## start GIVEN ENTRIES

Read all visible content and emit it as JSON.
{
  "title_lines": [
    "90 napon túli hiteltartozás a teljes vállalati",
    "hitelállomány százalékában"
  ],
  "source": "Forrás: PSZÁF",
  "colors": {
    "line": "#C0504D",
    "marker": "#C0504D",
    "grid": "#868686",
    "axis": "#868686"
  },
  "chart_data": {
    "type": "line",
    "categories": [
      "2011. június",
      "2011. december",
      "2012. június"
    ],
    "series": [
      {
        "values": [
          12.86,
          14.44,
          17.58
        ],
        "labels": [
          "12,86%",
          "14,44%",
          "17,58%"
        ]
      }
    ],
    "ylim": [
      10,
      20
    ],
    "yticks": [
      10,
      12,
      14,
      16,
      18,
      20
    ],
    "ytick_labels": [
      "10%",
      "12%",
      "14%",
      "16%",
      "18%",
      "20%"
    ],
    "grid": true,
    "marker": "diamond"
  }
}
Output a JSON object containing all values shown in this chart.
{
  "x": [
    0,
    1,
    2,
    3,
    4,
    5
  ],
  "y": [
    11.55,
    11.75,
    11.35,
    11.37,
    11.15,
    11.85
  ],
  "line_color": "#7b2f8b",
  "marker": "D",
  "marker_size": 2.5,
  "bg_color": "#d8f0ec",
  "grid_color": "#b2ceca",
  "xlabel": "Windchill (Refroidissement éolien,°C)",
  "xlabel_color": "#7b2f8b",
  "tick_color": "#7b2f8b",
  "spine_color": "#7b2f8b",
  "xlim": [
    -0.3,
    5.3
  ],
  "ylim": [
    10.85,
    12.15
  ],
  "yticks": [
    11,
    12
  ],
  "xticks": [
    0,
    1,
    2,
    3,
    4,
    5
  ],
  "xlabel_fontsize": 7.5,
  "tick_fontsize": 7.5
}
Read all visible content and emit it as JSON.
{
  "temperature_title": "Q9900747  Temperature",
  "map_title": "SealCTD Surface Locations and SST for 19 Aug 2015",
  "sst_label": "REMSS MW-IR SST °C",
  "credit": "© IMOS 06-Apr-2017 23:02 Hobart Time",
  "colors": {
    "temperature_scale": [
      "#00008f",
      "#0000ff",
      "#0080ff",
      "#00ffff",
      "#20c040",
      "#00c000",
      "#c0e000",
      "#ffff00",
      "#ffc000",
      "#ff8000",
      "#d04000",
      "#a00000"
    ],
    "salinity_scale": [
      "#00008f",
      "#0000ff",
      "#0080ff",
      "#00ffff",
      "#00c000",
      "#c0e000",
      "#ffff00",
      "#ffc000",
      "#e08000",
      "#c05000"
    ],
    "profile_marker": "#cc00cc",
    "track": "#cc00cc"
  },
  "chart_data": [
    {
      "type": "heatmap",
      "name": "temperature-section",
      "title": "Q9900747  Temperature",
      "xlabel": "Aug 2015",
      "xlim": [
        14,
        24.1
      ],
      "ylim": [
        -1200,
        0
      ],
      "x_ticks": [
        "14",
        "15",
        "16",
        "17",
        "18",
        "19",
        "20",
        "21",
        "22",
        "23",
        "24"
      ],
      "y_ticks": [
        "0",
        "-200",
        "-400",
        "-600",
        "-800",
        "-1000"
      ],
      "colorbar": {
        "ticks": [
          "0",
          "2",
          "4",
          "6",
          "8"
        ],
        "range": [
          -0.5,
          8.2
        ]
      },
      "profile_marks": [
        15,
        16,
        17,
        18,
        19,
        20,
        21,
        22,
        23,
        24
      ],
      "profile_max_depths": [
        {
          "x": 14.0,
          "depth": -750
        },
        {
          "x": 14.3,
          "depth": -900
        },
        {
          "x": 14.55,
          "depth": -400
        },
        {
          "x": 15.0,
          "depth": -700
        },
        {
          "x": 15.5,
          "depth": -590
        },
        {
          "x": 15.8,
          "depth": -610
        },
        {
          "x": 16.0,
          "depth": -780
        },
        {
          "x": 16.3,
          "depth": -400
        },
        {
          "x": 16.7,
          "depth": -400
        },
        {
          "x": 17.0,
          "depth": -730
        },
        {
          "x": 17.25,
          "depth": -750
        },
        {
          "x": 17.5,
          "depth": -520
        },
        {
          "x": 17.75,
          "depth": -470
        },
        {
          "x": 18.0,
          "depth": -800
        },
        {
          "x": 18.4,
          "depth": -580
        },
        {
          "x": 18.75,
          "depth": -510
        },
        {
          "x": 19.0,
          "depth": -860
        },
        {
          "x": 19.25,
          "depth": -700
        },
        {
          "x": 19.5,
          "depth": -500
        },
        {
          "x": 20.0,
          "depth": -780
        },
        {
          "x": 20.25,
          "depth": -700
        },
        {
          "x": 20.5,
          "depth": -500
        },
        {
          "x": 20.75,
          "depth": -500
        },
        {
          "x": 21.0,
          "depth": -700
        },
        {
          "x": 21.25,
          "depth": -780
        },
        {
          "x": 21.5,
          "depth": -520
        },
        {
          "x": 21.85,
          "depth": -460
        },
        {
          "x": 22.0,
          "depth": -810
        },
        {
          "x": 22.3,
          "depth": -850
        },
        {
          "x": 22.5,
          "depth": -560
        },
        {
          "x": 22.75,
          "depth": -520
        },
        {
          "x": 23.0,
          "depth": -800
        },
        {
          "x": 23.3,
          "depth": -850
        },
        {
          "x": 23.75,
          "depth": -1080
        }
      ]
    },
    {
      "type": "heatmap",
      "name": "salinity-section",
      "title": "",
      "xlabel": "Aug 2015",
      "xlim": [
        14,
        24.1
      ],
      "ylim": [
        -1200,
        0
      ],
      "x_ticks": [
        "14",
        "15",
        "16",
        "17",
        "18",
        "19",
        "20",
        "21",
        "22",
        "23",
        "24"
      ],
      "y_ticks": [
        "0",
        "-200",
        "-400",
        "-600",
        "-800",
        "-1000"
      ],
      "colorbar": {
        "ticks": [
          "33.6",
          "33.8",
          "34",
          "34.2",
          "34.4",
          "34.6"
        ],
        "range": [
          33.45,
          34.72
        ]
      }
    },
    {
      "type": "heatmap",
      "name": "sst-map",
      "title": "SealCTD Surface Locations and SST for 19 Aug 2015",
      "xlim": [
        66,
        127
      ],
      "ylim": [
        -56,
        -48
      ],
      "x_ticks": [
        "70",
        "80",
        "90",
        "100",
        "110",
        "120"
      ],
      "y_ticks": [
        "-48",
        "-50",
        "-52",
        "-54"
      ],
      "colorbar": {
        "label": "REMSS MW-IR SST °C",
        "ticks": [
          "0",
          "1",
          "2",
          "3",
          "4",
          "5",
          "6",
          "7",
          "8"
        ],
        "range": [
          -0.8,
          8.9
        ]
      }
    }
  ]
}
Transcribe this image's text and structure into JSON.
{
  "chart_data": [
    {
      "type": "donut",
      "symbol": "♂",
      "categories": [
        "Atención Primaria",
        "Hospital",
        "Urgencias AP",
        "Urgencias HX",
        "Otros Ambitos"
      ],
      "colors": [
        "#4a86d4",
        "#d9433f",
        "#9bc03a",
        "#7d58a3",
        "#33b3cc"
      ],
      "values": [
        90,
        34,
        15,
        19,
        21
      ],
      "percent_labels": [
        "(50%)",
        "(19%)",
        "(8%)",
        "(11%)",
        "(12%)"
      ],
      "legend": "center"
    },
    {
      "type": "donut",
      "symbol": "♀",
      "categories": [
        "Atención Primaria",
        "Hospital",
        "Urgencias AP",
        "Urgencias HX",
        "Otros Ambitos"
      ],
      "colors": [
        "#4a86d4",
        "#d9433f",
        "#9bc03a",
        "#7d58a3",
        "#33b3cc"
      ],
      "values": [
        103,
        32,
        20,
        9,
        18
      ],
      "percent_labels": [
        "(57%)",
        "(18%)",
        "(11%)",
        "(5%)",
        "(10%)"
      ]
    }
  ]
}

## end GIVEN ENTRIES

→ WHAT YOU HAVE TO DO:
Copy out the whole listing exactly.

→ FINAL ANSWER:
Read all visible content and emit it as JSON.
{
  "title_lines": [
    "90 napon túli hiteltartozás a teljes vállalati",
    "hitelállomány százalékában"
  ],
  "source": "Forrás: PSZÁF",
  "colors": {
    "line": "#C0504D",
    "marker": "#C0504D",
    "grid": "#868686",
    "axis": "#868686"
  },
  "chart_data": {
    "type": "line",
    "categories": [
      "2011. június",
      "2011. december",
      "2012. június"
    ],
    "series": [
      {
        "values": [
          12.86,
          14.44,
          17.58
        ],
        "labels": [
          "12,86%",
          "14,44%",
          "17,58%"
        ]
      }
    ],
    "ylim": [
      10,
      20
    ],
    "yticks": [
      10,
      12,
      14,
      16,
      18,
      20
    ],
    "ytick_labels": [
      "10%",
      "12%",
      "14%",
      "16%",
      "18%",
      "20%"
    ],
    "grid": true,
    "marker": "diamond"
  }
}
Output a JSON object containing all values shown in this chart.
{
  "x": [
    0,
    1,
    2,
    3,
    4,
    5
  ],
  "y": [
    11.55,
    11.75,
    11.35,
    11.37,
    11.15,
    11.85
  ],
  "line_color": "#7b2f8b",
  "marker": "D",
  "marker_size": 2.5,
  "bg_color": "#d8f0ec",
  "grid_color": "#b2ceca",
  "xlabel": "Windchill (Refroidissement éolien,°C)",
  "xlabel_color": "#7b2f8b",
  "tick_color": "#7b2f8b",
  "spine_color": "#7b2f8b",
  "xlim": [
    -0.3,
    5.3
  ],
  "ylim": [
    10.85,
    12.15
  ],
  "yticks": [
    11,
    12
  ],
  "xticks": [
    0,
    1,
    2,
    3,
    4,
    5
  ],
  "xlabel_fontsize": 7.5,
  "tick_fontsize": 7.5
}
Read all visible content and emit it as JSON.
{
  "temperature_title": "Q9900747  Temperature",
  "map_title": "SealCTD Surface Locations and SST for 19 Aug 2015",
  "sst_label": "REMSS MW-IR SST °C",
  "credit": "© IMOS 06-Apr-2017 23:02 Hobart Time",
  "colors": {
    "temperature_scale": [
      "#00008f",
      "#0000ff",
      "#0080ff",
      "#00ffff",
      "#20c040",
      "#00c000",
      "#c0e000",
      "#ffff00",
      "#ffc000",
      "#ff8000",
      "#d04000",
      "#a00000"
    ],
    "salinity_scale": [
      "#00008f",
      "#0000ff",
      "#0080ff",
      "#00ffff",
      "#00c000",
      "#c0e000",
      "#ffff00",
      "#ffc000",
      "#e08000",
      "#c05000"
    ],
    "profile_marker": "#cc00cc",
    "track": "#cc00cc"
  },
  "chart_data": [
    {
      "type": "heatmap",
      "name": "temperature-section",
      "title": "Q9900747  Temperature",
      "xlabel": "Aug 2015",
      "xlim": [
        14,
        24.1
      ],
      "ylim": [
        -1200,
        0
      ],
      "x_ticks": [
        "14",
        "15",
        "16",
        "17",
        "18",
        "19",
        "20",
        "21",
        "22",
        "23",
        "24"
      ],
      "y_ticks": [
        "0",
        "-200",
        "-400",
        "-600",
        "-800",
        "-1000"
      ],
      "colorbar": {
        "ticks": [
          "0",
          "2",
          "4",
          "6",
          "8"
        ],
        "range": [
          -0.5,
          8.2
        ]
      },
      "profile_marks": [
        15,
        16,
        17,
        18,
        19,
        20,
        21,
        22,
        23,
        24
      ],
      "profile_max_depths": [
        {
          "x": 14.0,
          "depth": -750
        },
        {
          "x": 14.3,
          "depth": -900
        },
        {
          "x": 14.55,
          "depth": -400
        },
        {
          "x": 15.0,
          "depth": -700
        },
        {
          "x": 15.5,
          "depth": -590
        },
        {
          "x": 15.8,
          "depth": -610
        },
        {
          "x": 16.0,
          "depth": -780
        },
        {
          "x": 16.3,
          "depth": -400
        },
        {
          "x": 16.7,
          "depth": -400
        },
        {
          "x": 17.0,
          "depth": -730
        },
        {
          "x": 17.25,
          "depth": -750
        },
        {
          "x": 17.5,
          "depth": -520
        },
        {
          "x": 17.75,
          "depth": -470
        },
        {
          "x": 18.0,
          "depth": -800
        },
        {
          "x": 18.4,
          "depth": -580
        },
        {
          "x": 18.75,
          "depth": -510
        },
        {
          "x": 19.0,
          "depth": -860
        },
        {
          "x": 19.25,
          "depth": -700
        },
        {
          "x": 19.5,
          "depth": -500
        },
        {
          "x": 20.0,
          "depth": -780
        },
        {
          "x": 20.25,
          "depth": -700
        },
        {
          "x": 20.5,
          "depth": -500
        },
        {
          "x": 20.75,
          "depth": -500
        },
        {
          "x": 21.0,
          "depth": -700
        },
        {
          "x": 21.25,
          "depth": -780
        },
        {
          "x": 21.5,
          "depth": -520
        },
        {
          "x": 21.85,
          "depth": -460
        },
        {
          "x": 22.0,
          "depth": -810
        },
        {
          "x": 22.3,
          "depth": -850
        },
        {
          "x": 22.5,
          "depth": -560
        },
        {
          "x": 22.75,
          "depth": -520
        },
        {
          "x": 23.0,
          "depth": -800
        },
        {
          "x": 23.3,
          "depth": -850
        },
        {
          "x": 23.75,
          "depth": -1080
        }
      ]
    },
    {
      "type": "heatmap",
      "name": "salinity-section",
      "title": "",
      "xlabel": "Aug 2015",
      "xlim": [
        14,
        24.1
      ],
      "ylim": [
        -1200,
        0
      ],
      "x_ticks": [
        "14",
        "15",
        "16",
        "17",
        "18",
        "19",
        "20",
        "21",
        "22",
        "23",
        "24"
      ],
      "y_ticks": [
        "0",
        "-200",
        "-400",
        "-600",
        "-800",
        "-1000"
      ],
      "colorbar": {
        "ticks": [
          "33.6",
          "33.8",
          "34",
          "34.2",
          "34.4",
          "34.6"
        ],
        "range": [
          33.45,
          34.72
        ]
      }
    },
    {
      "type": "heatmap",
      "name": "sst-map",
      "title": "SealCTD Surface Locations and SST for 19 Aug 2015",
      "xlim": [
        66,
        127
      ],
      "ylim": [
        -56,
        -48
      ],
      "x_ticks": [
        "70",
        "80",
        "90",
        "100",
        "110",
        "120"
      ],
      "y_ticks": [
        "-48",
        "-50",
        "-52",
        "-54"
      ],
      "colorbar": {
        "label": "REMSS MW-IR SST °C",
        "ticks": [
          "0",
          "1",
          "2",
          "3",
          "4",
          "5",
          "6",
          "7",
          "8"
        ],
        "range": [
          -0.8,
          8.9
        ]
      }
    }
  ]
}
Transcribe this image's text and structure into JSON.
{
  "chart_data": [
    {
      "type": "donut",
      "symbol": "♂",
      "categories": [
        "Atención Primaria",
        "Hospital",
        "Urgencias AP",
        "Urgencias HX",
        "Otros Ambitos"
      ],
      "colors": [
        "#4a86d4",
        "#d9433f",
        "#9bc03a",
        "#7d58a3",
        "#33b3cc"
      ],
      "values": [
        90,
        34,
        15,
        19,
        21
      ],
      "percent_labels": [
        "(50%)",
        "(19%)",
        "(8%)",
        "(11%)",
        "(12%)"
      ],
      "legend": "center"
    },
    {
      "type": "donut",
      "symbol": "♀",
      "categories": [
        "Atención Primaria",
        "Hospital",
        "Urgencias AP",
        "Urgencias HX",
        "Otros Ambitos"
      ],
      "colors": [
        "#4a86d4",
        "#d9433f",
        "#9bc03a",
        "#7d58a3",
        "#33b3cc"
      ],
      "values": [
        103,
        32,
        20,
        9,
        18
      ],
      "percent_labels": [
        "(57%)",
        "(18%)",
        "(11%)",
        "(5%)",
        "(10%)"
      ]
    }
  ]
}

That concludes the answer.